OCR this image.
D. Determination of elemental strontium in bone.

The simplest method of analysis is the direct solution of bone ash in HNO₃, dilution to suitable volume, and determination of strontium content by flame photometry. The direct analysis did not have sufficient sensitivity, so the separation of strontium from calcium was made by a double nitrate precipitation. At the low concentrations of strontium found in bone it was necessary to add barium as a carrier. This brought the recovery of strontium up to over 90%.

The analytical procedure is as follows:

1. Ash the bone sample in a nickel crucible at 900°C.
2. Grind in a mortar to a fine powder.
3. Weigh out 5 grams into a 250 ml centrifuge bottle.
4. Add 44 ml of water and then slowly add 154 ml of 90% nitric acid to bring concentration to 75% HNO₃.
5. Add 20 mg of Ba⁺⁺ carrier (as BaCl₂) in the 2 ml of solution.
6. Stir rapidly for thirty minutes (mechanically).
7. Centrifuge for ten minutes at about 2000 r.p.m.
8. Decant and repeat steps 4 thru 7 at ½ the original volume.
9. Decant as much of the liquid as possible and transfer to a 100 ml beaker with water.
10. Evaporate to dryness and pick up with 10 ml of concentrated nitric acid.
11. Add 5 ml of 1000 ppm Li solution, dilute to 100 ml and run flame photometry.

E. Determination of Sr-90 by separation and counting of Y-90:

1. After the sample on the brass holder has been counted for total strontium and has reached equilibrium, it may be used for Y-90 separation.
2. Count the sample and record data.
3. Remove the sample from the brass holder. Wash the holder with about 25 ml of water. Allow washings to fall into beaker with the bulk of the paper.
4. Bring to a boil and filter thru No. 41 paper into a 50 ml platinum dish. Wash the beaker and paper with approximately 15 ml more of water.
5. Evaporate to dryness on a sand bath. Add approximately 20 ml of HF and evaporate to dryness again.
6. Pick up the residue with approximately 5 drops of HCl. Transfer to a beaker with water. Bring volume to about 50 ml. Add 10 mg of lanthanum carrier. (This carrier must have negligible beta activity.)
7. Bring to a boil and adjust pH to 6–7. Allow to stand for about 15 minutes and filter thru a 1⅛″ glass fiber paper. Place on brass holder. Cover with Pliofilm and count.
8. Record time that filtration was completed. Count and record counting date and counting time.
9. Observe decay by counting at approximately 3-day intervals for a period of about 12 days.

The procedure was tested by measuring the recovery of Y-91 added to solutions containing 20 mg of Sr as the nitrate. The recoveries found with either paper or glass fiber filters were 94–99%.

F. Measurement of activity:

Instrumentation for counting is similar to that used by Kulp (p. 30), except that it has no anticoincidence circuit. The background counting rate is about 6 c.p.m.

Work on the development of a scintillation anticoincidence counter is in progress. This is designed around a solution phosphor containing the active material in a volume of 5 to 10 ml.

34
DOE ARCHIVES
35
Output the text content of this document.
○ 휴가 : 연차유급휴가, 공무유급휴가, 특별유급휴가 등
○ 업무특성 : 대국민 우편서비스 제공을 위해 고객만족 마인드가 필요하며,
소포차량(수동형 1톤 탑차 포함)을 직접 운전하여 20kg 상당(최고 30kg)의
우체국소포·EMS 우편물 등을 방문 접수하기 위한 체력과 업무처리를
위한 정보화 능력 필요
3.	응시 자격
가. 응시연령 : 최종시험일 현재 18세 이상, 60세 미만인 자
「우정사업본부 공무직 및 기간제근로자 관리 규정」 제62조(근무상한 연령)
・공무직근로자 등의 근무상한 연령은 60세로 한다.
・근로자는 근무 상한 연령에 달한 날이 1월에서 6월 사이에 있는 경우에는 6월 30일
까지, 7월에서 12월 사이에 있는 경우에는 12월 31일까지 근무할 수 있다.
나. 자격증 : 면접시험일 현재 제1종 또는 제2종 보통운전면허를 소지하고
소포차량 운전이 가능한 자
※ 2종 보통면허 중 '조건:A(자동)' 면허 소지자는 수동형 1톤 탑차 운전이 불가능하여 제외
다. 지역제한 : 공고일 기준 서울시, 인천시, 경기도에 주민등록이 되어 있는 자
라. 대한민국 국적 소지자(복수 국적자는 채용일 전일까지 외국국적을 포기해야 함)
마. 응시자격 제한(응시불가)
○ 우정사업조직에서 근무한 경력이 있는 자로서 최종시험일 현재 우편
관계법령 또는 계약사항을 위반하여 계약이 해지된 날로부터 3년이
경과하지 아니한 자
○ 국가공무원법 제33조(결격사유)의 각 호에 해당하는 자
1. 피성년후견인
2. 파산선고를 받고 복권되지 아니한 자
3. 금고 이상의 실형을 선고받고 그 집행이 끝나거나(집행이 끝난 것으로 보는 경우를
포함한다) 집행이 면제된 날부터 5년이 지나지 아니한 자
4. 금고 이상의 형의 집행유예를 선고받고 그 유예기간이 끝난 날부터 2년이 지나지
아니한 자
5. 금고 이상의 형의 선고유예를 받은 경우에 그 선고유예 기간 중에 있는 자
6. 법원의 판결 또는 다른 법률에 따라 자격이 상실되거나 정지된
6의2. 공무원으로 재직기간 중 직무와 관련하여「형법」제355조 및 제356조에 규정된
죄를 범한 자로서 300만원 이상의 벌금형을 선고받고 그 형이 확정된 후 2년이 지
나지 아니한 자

------

### Set problem
Retype all of the data shown above, word for word.

### Result
OCR this image.
D. Determination of elemental strontium in bone.

The simplest method of analysis is the direct solution of bone ash in HNO₃, dilution to suitable volume, and determination of strontium content by flame photometry. The direct analysis did not have sufficient sensitivity, so the separation of strontium from calcium was made by a double nitrate precipitation. At the low concentrations of strontium found in bone it was necessary to add barium as a carrier. This brought the recovery of strontium up to over 90%.

The analytical procedure is as follows:

1. Ash the bone sample in a nickel crucible at 900°C.
2. Grind in a mortar to a fine powder.
3. Weigh out 5 grams into a 250 ml centrifuge bottle.
4. Add 44 ml of water and then slowly add 154 ml of 90% nitric acid to bring concentration to 75% HNO₃.
5. Add 20 mg of Ba⁺⁺ carrier (as BaCl₂) in the 2 ml of solution.
6. Stir rapidly for thirty minutes (mechanically).
7. Centrifuge for ten minutes at about 2000 r.p.m.
8. Decant and repeat steps 4 thru 7 at ½ the original volume.
9. Decant as much of the liquid as possible and transfer to a 100 ml beaker with water.
10. Evaporate to dryness and pick up with 10 ml of concentrated nitric acid.
11. Add 5 ml of 1000 ppm Li solution, dilute to 100 ml and run flame photometry.

E. Determination of Sr-90 by separation and counting of Y-90:

1. After the sample on the brass holder has been counted for total strontium and has reached equilibrium, it may be used for Y-90 separation.
2. Count the sample and record data.
3. Remove the sample from the brass holder. Wash the holder with about 25 ml of water. Allow washings to fall into beaker with the bulk of the paper.
4. Bring to a boil and filter thru No. 41 paper into a 50 ml platinum dish. Wash the beaker and paper with approximately 15 ml more of water.
5. Evaporate to dryness on a sand bath. Add approximately 20 ml of HF and evaporate to dryness again.
6. Pick up the residue with approximately 5 drops of HCl. Transfer to a beaker with water. Bring volume to about 50 ml. Add 10 mg of lanthanum carrier. (This carrier must have negligible beta activity.)
7. Bring to a boil and adjust pH to 6–7. Allow to stand for about 15 minutes and filter thru a 1⅛″ glass fiber paper. Place on brass holder. Cover with Pliofilm and count.
8. Record time that filtration was completed. Count and record counting date and counting time.
9. Observe decay by counting at approximately 3-day intervals for a period of about 12 days.

The procedure was tested by measuring the recovery of Y-91 added to solutions containing 20 mg of Sr as the nitrate. The recoveries found with either paper or glass fiber filters were 94–99%.

F. Measurement of activity:

Instrumentation for counting is similar to that used by Kulp (p. 30), except that it has no anticoincidence circuit. The background counting rate is about 6 c.p.m.

Work on the development of a scintillation anticoincidence counter is in progress. This is designed around a solution phosphor containing the active material in a volume of 5 to 10 ml.

34
DOE ARCHIVES
35
Output the text content of this document.
○ 휴가 : 연차유급휴가, 공무유급휴가, 특별유급휴가 등
○ 업무특성 : 대국민 우편서비스 제공을 위해 고객만족 마인드가 필요하며,
소포차량(수동형 1톤 탑차 포함)을 직접 운전하여 20kg 상당(최고 30kg)의
우체국소포·EMS 우편물 등을 방문 접수하기 위한 체력과 업무처리를
위한 정보화 능력 필요
3.	응시 자격
가. 응시연령 : 최종시험일 현재 18세 이상, 60세 미만인 자
「우정사업본부 공무직 및 기간제근로자 관리 규정」 제62조(근무상한 연령)
・공무직근로자 등의 근무상한 연령은 60세로 한다.
・근로자는 근무 상한 연령에 달한 날이 1월에서 6월 사이에 있는 경우에는 6월 30일
까지, 7월에서 12월 사이에 있는 경우에는 12월 31일까지 근무할 수 있다.
나. 자격증 : 면접시험일 현재 제1종 또는 제2종 보통운전면허를 소지하고
소포차량 운전이 가능한 자
※ 2종 보통면허 중 '조건:A(자동)' 면허 소지자는 수동형 1톤 탑차 운전이 불가능하여 제외
다. 지역제한 : 공고일 기준 서울시, 인천시, 경기도에 주민등록이 되어 있는 자
라. 대한민국 국적 소지자(복수 국적자는 채용일 전일까지 외국국적을 포기해야 함)
마. 응시자격 제한(응시불가)
○ 우정사업조직에서 근무한 경력이 있는 자로서 최종시험일 현재 우편
관계법령 또는 계약사항을 위반하여 계약이 해지된 날로부터 3년이
경과하지 아니한 자
○ 국가공무원법 제33조(결격사유)의 각 호에 해당하는 자
1. 피성년후견인
2. 파산선고를 받고 복권되지 아니한 자
3. 금고 이상의 실형을 선고받고 그 집행이 끝나거나(집행이 끝난 것으로 보는 경우를
포함한다) 집행이 면제된 날부터 5년이 지나지 아니한 자
4. 금고 이상의 형의 집행유예를 선고받고 그 유예기간이 끝난 날부터 2년이 지나지
아니한 자
5. 금고 이상의 형의 선고유예를 받은 경우에 그 선고유예 기간 중에 있는 자
6. 법원의 판결 또는 다른 법률에 따라 자격이 상실되거나 정지된
6의2. 공무원으로 재직기간 중 직무와 관련하여「형법」제355조 및 제356조에 규정된
죄를 범한 자로서 300만원 이상의 벌금형을 선고받고 그 형이 확정된 후 2년이 지
나지 아니한 자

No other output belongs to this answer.